TO BE DONE: Return the whole listing, keeping every character the same.

------------------------------------

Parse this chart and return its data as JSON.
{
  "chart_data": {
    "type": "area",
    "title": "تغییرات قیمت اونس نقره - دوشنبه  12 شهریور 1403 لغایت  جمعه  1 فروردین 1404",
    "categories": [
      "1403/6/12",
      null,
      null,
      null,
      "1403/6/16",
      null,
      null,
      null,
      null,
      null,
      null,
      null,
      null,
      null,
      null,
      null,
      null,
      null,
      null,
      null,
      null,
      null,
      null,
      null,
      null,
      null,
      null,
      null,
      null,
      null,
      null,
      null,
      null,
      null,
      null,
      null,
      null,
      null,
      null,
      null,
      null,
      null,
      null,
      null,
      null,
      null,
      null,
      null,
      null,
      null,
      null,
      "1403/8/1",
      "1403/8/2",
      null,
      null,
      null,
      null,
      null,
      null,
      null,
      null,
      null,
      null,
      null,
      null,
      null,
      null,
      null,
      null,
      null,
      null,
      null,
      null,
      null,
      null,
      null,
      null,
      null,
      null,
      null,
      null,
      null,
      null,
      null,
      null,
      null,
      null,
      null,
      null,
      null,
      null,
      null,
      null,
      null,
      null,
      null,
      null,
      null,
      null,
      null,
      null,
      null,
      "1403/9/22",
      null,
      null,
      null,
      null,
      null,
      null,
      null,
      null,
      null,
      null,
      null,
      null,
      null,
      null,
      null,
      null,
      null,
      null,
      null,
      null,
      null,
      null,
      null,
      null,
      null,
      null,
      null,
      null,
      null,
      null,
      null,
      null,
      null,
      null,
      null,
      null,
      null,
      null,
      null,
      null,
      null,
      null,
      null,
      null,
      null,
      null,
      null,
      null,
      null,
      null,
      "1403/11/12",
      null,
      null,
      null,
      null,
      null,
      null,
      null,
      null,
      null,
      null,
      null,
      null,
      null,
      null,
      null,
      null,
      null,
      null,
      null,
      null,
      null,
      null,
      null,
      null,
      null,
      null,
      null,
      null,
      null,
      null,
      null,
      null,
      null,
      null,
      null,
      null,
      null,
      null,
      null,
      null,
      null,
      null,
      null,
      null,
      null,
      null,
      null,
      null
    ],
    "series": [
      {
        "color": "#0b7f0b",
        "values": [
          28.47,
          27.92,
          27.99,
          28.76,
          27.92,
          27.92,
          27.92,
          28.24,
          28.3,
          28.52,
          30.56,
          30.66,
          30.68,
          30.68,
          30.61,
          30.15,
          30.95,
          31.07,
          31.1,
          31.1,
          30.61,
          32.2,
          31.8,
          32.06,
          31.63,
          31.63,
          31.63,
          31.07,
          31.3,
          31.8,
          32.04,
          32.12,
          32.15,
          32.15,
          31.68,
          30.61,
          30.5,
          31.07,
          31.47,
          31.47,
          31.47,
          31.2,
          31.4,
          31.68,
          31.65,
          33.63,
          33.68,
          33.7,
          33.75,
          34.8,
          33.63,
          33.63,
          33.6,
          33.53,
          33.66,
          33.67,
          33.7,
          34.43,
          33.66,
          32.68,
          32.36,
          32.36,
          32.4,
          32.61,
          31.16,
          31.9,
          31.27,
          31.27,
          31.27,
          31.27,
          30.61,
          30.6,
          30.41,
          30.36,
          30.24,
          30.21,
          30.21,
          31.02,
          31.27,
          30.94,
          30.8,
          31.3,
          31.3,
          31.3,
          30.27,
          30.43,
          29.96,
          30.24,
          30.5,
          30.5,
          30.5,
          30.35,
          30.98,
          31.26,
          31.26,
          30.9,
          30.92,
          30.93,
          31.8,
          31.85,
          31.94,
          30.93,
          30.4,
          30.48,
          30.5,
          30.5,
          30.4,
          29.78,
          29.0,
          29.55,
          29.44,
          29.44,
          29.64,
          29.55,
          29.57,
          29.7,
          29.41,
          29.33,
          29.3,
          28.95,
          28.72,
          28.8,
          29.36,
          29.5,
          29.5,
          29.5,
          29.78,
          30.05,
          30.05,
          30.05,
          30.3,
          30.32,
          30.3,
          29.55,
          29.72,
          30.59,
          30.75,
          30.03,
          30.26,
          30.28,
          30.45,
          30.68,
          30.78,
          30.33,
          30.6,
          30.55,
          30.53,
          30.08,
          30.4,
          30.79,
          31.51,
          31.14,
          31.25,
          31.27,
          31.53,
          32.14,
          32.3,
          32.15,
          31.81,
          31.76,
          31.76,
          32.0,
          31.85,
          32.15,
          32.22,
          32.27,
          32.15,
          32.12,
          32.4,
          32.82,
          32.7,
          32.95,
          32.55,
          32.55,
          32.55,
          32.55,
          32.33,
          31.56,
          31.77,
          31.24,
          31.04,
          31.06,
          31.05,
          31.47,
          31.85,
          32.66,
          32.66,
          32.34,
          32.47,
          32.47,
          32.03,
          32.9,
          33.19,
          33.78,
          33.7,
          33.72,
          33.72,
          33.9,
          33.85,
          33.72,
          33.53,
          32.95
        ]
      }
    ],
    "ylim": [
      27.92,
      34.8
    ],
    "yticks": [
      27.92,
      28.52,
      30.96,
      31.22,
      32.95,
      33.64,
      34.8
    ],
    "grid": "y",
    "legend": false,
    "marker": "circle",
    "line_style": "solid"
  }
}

------------------------------------

SOLUTION BELOW:
Parse this chart and return its data as JSON.
{
  "chart_data": {
    "type": "area",
    "title": "تغییرات قیمت اونس نقره - دوشنبه  12 شهریور 1403 لغایت  جمعه  1 فروردین 1404",
    "categories": [
      "1403/6/12",
      null,
      null,
      null,
      "1403/6/16",
      null,
      null,
      null,
      null,
      null,
      null,
      null,
      null,
      null,
      null,
      null,
      null,
      null,
      null,
      null,
      null,
      null,
      null,
      null,
      null,
      null,
      null,
      null,
      null,
      null,
      null,
      null,
      null,
      null,
      null,
      null,
      null,
      null,
      null,
      null,
      null,
      null,
      null,
      null,
      null,
      null,
      null,
      null,
      null,
      null,
      null,
      "1403/8/1",
      "1403/8/2",
      null,
      null,
      null,
      null,
      null,
      null,
      null,
      null,
      null,
      null,
      null,
      null,
      null,
      null,
      null,
      null,
      null,
      null,
      null,
      null,
      null,
      null,
      null,
      null,
      null,
      null,
      null,
      null,
      null,
      null,
      null,
      null,
      null,
      null,
      null,
      null,
      null,
      null,
      null,
      null,
      null,
      null,
      null,
      null,
      null,
      null,
      null,
      null,
      null,
      "1403/9/22",
      null,
      null,
      null,
      null,
      null,
      null,
      null,
      null,
      null,
      null,
      null,
      null,
      null,
      null,
      null,
      null,
      null,
      null,
      null,
      null,
      null,
      null,
      null,
      null,
      null,
      null,
      null,
      null,
      null,
      null,
      null,
      null,
      null,
      null,
      null,
      null,
      null,
      null,
      null,
      null,
      null,
      null,
      null,
      null,
      null,
      null,
      null,
      null,
      null,
      null,
      "1403/11/12",
      null,
      null,
      null,
      null,
      null,
      null,
      null,
      null,
      null,
      null,
      null,
      null,
      null,
      null,
      null,
      null,
      null,
      null,
      null,
      null,
      null,
      null,
      null,
      null,
      null,
      null,
      null,
      null,
      null,
      null,
      null,
      null,
      null,
      null,
      null,
      null,
      null,
      null,
      null,
      null,
      null,
      null,
      null,
      null,
      null,
      null,
      null,
      null
    ],
    "series": [
      {
        "color": "#0b7f0b",
        "values": [
          28.47,
          27.92,
          27.99,
          28.76,
          27.92,
          27.92,
          27.92,
          28.24,
          28.3,
          28.52,
          30.56,
          30.66,
          30.68,
          30.68,
          30.61,
          30.15,
          30.95,
          31.07,
          31.1,
          31.1,
          30.61,
          32.2,
          31.8,
          32.06,
          31.63,
          31.63,
          31.63,
          31.07,
          31.3,
          31.8,
          32.04,
          32.12,
          32.15,
          32.15,
          31.68,
          30.61,
          30.5,
          31.07,
          31.47,
          31.47,
          31.47,
          31.2,
          31.4,
          31.68,
          31.65,
          33.63,
          33.68,
          33.7,
          33.75,
          34.8,
          33.63,
          33.63,
          33.6,
          33.53,
          33.66,
          33.67,
          33.7,
          34.43,
          33.66,
          32.68,
          32.36,
          32.36,
          32.4,
          32.61,
          31.16,
          31.9,
          31.27,
          31.27,
          31.27,
          31.27,
          30.61,
          30.6,
          30.41,
          30.36,
          30.24,
          30.21,
          30.21,
          31.02,
          31.27,
          30.94,
          30.8,
          31.3,
          31.3,
          31.3,
          30.27,
          30.43,
          29.96,
          30.24,
          30.5,
          30.5,
          30.5,
          30.35,
          30.98,
          31.26,
          31.26,
          30.9,
          30.92,
          30.93,
          31.8,
          31.85,
          31.94,
          30.93,
          30.4,
          30.48,
          30.5,
          30.5,
          30.4,
          29.78,
          29.0,
          29.55,
          29.44,
          29.44,
          29.64,
          29.55,
          29.57,
          29.7,
          29.41,
          29.33,
          29.3,
          28.95,
          28.72,
          28.8,
          29.36,
          29.5,
          29.5,
          29.5,
          29.78,
          30.05,
          30.05,
          30.05,
          30.3,
          30.32,
          30.3,
          29.55,
          29.72,
          30.59,
          30.75,
          30.03,
          30.26,
          30.28,
          30.45,
          30.68,
          30.78,
          30.33,
          30.6,
          30.55,
          30.53,
          30.08,
          30.4,
          30.79,
          31.51,
          31.14,
          31.25,
          31.27,
          31.53,
          32.14,
          32.3,
          32.15,
          31.81,
          31.76,
          31.76,
          32.0,
          31.85,
          32.15,
          32.22,
          32.27,
          32.15,
          32.12,
          32.4,
          32.82,
          32.7,
          32.95,
          32.55,
          32.55,
          32.55,
          32.55,
          32.33,
          31.56,
          31.77,
          31.24,
          31.04,
          31.06,
          31.05,
          31.47,
          31.85,
          32.66,
          32.66,
          32.34,
          32.47,
          32.47,
          32.03,
          32.9,
          33.19,
          33.78,
          33.7,
          33.72,
          33.72,
          33.9,
          33.85,
          33.72,
          33.53,
          32.95
        ]
      }
    ],
    "ylim": [
      27.92,
      34.8
    ],
    "yticks": [
      27.92,
      28.52,
      30.96,
      31.22,
      32.95,
      33.64,
      34.8
    ],
    "grid": "y",
    "legend": false,
    "marker": "circle",
    "line_style": "solid"
  }
}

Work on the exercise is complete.